## WHAT YOU WILL DO
Check every line below for the word "total" and copy the ones that have it.

Items from a figure collection
------------------------------------------------

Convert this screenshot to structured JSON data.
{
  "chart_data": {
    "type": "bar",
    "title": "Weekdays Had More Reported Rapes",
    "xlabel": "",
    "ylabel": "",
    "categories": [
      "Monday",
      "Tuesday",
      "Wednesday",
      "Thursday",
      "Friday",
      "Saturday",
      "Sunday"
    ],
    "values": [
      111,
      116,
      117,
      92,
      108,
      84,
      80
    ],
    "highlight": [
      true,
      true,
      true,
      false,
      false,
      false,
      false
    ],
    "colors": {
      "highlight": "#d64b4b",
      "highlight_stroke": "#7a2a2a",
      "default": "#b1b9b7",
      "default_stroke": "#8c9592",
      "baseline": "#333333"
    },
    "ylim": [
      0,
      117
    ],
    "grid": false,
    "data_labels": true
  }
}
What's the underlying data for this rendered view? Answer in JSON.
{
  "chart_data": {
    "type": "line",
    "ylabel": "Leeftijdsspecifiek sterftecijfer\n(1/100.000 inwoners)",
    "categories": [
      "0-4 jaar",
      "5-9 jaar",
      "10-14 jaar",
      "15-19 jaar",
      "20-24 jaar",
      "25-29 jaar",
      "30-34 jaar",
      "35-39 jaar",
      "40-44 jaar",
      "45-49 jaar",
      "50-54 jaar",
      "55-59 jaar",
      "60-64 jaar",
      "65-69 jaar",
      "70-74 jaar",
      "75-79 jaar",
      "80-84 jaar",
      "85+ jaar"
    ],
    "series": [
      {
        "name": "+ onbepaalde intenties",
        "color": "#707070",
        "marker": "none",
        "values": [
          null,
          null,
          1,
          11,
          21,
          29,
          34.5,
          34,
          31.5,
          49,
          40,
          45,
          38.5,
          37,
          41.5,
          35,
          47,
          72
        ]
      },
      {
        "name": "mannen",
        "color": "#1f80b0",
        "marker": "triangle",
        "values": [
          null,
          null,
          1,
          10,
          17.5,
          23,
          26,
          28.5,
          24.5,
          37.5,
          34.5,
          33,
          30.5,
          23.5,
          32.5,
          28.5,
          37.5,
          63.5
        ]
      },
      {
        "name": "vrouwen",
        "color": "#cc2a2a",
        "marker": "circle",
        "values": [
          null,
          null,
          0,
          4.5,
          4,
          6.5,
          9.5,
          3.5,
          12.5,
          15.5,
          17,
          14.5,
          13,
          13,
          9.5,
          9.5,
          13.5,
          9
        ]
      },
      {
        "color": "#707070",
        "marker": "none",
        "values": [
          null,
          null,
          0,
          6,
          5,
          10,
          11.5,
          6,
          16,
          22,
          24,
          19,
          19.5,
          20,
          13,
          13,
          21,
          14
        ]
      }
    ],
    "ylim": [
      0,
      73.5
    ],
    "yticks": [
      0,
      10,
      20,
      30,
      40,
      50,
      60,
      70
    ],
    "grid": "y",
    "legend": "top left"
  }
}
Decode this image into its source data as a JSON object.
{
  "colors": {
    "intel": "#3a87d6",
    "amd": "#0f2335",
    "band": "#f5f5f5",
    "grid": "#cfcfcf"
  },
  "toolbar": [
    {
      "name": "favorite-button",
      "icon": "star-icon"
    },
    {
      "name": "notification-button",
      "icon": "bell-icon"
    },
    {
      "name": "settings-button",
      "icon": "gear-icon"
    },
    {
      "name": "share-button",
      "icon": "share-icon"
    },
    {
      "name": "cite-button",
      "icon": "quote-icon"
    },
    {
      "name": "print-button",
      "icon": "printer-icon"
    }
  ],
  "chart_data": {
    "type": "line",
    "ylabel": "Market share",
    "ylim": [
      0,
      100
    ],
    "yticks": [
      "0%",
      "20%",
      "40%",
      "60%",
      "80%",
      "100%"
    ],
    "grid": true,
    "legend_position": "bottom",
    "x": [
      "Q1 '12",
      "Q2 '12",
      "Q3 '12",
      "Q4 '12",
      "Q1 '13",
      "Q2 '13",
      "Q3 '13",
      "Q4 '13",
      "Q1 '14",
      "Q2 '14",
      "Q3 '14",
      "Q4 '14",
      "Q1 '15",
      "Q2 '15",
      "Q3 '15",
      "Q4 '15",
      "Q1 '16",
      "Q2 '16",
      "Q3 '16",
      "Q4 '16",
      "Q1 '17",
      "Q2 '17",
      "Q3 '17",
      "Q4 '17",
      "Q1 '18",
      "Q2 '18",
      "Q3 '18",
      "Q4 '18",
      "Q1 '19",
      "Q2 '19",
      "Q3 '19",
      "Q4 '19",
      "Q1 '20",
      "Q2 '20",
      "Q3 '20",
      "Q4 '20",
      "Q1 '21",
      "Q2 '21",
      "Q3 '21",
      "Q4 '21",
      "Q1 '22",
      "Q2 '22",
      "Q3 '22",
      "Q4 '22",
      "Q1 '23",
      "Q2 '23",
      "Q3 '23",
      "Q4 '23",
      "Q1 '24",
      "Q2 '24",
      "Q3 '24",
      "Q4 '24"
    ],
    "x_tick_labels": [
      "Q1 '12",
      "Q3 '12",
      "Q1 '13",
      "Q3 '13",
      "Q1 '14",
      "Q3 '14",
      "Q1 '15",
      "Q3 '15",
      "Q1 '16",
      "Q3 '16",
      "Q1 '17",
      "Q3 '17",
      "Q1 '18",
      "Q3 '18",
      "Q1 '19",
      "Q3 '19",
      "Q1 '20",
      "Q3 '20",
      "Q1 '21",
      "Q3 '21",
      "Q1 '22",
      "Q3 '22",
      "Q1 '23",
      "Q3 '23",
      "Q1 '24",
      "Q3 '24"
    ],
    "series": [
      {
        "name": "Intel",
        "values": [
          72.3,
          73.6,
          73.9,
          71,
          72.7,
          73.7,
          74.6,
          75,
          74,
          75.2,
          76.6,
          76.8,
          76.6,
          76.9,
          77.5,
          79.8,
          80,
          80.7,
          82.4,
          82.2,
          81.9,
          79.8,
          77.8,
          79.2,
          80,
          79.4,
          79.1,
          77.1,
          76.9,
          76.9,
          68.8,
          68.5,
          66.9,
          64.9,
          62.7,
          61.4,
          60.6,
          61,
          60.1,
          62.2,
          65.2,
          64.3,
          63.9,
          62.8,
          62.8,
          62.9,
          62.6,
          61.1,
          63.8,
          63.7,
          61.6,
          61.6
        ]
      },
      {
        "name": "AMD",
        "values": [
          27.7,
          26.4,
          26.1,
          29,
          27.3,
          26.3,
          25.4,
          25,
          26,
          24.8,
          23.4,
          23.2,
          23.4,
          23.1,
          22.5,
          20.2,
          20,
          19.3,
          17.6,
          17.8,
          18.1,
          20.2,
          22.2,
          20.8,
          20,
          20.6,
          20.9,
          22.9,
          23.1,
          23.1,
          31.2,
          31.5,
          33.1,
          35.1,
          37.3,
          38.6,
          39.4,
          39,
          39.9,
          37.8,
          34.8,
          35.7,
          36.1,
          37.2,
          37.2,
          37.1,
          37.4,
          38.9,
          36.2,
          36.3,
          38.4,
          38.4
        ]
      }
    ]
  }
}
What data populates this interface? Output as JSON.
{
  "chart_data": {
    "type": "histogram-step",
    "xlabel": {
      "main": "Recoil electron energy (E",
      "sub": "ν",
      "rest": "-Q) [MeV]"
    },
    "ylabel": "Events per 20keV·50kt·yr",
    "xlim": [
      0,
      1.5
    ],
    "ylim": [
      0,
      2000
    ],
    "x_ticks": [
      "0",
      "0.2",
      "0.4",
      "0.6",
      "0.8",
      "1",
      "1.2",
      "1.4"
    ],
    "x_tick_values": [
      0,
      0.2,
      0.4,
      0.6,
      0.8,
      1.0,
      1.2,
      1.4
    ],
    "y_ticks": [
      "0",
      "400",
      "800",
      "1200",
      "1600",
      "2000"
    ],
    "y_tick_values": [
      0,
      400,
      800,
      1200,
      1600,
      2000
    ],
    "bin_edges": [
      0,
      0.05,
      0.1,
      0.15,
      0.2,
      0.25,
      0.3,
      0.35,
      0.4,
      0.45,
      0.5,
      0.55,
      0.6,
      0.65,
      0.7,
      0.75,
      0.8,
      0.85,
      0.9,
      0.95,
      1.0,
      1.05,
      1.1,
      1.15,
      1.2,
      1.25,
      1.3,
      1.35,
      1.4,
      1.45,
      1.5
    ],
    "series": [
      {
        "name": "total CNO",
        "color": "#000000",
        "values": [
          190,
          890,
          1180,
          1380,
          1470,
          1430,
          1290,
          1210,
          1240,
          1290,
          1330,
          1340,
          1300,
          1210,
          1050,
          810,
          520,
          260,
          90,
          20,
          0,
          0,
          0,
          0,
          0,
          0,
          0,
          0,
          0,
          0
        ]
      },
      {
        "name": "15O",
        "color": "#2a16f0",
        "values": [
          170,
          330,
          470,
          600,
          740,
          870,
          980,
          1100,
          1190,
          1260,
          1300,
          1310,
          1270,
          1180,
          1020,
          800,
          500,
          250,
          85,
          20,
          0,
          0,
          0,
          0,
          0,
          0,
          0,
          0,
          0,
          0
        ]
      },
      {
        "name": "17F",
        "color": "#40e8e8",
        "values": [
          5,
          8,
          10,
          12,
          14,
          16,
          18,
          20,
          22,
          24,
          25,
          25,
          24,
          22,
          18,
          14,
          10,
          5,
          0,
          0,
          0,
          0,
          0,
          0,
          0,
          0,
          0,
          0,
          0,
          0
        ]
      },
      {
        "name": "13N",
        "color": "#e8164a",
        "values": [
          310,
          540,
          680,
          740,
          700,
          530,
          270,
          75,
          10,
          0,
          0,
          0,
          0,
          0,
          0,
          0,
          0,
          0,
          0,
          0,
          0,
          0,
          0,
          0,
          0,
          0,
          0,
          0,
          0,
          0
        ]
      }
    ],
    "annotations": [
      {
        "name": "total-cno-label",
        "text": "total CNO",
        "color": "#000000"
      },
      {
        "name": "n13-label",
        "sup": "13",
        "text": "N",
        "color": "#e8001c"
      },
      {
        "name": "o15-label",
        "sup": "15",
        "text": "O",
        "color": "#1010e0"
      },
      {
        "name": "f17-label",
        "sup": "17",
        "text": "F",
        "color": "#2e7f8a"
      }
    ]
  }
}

------------------------------------------------

## EXERCISE RESPONSE
        "name": "total CNO",
        "name": "total-cno-label",
        "text": "total CNO",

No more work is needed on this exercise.